**Written problem**
Every line below should be repeated exactly.
── Records shown
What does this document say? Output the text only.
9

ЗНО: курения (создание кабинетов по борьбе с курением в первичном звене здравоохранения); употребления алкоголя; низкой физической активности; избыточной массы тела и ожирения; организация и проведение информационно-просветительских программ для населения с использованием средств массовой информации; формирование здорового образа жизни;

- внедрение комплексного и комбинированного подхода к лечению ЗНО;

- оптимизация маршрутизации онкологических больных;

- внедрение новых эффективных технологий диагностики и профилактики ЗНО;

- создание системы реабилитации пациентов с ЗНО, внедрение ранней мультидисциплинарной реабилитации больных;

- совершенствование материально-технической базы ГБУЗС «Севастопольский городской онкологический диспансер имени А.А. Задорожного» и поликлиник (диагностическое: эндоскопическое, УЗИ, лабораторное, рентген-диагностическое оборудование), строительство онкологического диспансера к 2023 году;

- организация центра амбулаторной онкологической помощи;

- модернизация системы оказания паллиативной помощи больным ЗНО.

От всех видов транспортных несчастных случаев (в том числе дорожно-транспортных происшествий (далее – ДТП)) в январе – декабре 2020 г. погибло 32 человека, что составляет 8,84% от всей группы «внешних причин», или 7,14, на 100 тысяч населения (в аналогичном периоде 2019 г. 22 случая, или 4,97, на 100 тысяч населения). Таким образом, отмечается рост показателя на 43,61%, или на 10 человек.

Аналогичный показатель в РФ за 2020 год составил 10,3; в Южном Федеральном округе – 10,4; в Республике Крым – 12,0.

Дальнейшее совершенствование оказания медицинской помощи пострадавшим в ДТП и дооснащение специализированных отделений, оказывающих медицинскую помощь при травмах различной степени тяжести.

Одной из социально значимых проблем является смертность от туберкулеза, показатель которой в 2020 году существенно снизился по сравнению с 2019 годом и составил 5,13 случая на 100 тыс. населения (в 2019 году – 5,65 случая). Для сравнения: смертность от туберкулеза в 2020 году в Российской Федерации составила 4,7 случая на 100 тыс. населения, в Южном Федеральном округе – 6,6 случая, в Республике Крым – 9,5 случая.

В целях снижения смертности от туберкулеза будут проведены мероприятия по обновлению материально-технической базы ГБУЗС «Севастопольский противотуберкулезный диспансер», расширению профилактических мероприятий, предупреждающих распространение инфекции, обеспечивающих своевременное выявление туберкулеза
────
**Exercise solution**
What does this document say? Output the text only.
9

ЗНО: курения (создание кабинетов по борьбе с курением в первичном звене здравоохранения); употребления алкоголя; низкой физической активности; избыточной массы тела и ожирения; организация и проведение информационно-просветительских программ для населения с использованием средств массовой информации; формирование здорового образа жизни;

- внедрение комплексного и комбинированного подхода к лечению ЗНО;

- оптимизация маршрутизации онкологических больных;

- внедрение новых эффективных технологий диагностики и профилактики ЗНО;

- создание системы реабилитации пациентов с ЗНО, внедрение ранней мультидисциплинарной реабилитации больных;

- совершенствование материально-технической базы ГБУЗС «Севастопольский городской онкологический диспансер имени А.А. Задорожного» и поликлиник (диагностическое: эндоскопическое, УЗИ, лабораторное, рентген-диагностическое оборудование), строительство онкологического диспансера к 2023 году;

- организация центра амбулаторной онкологической помощи;

- модернизация системы оказания паллиативной помощи больным ЗНО.

От всех видов транспортных несчастных случаев (в том числе дорожно-транспортных происшествий (далее – ДТП)) в январе – декабре 2020 г. погибло 32 человека, что составляет 8,84% от всей группы «внешних причин», или 7,14, на 100 тысяч населения (в аналогичном периоде 2019 г. 22 случая, или 4,97, на 100 тысяч населения). Таким образом, отмечается рост показателя на 43,61%, или на 10 человек.

Аналогичный показатель в РФ за 2020 год составил 10,3; в Южном Федеральном округе – 10,4; в Республике Крым – 12,0.

Дальнейшее совершенствование оказания медицинской помощи пострадавшим в ДТП и дооснащение специализированных отделений, оказывающих медицинскую помощь при травмах различной степени тяжести.

Одной из социально значимых проблем является смертность от туберкулеза, показатель которой в 2020 году существенно снизился по сравнению с 2019 годом и составил 5,13 случая на 100 тыс. населения (в 2019 году – 5,65 случая). Для сравнения: смертность от туберкулеза в 2020 году в Российской Федерации составила 4,7 случая на 100 тыс. населения, в Южном Федеральном округе – 6,6 случая, в Республике Крым – 9,5 случая.

В целях снижения смертности от туберкулеза будут проведены мероприятия по обновлению материально-технической базы ГБУЗС «Севастопольский противотуберкулезный диспансер», расширению профилактических мероприятий, предупреждающих распространение инфекции, обеспечивающих своевременное выявление туберкулеза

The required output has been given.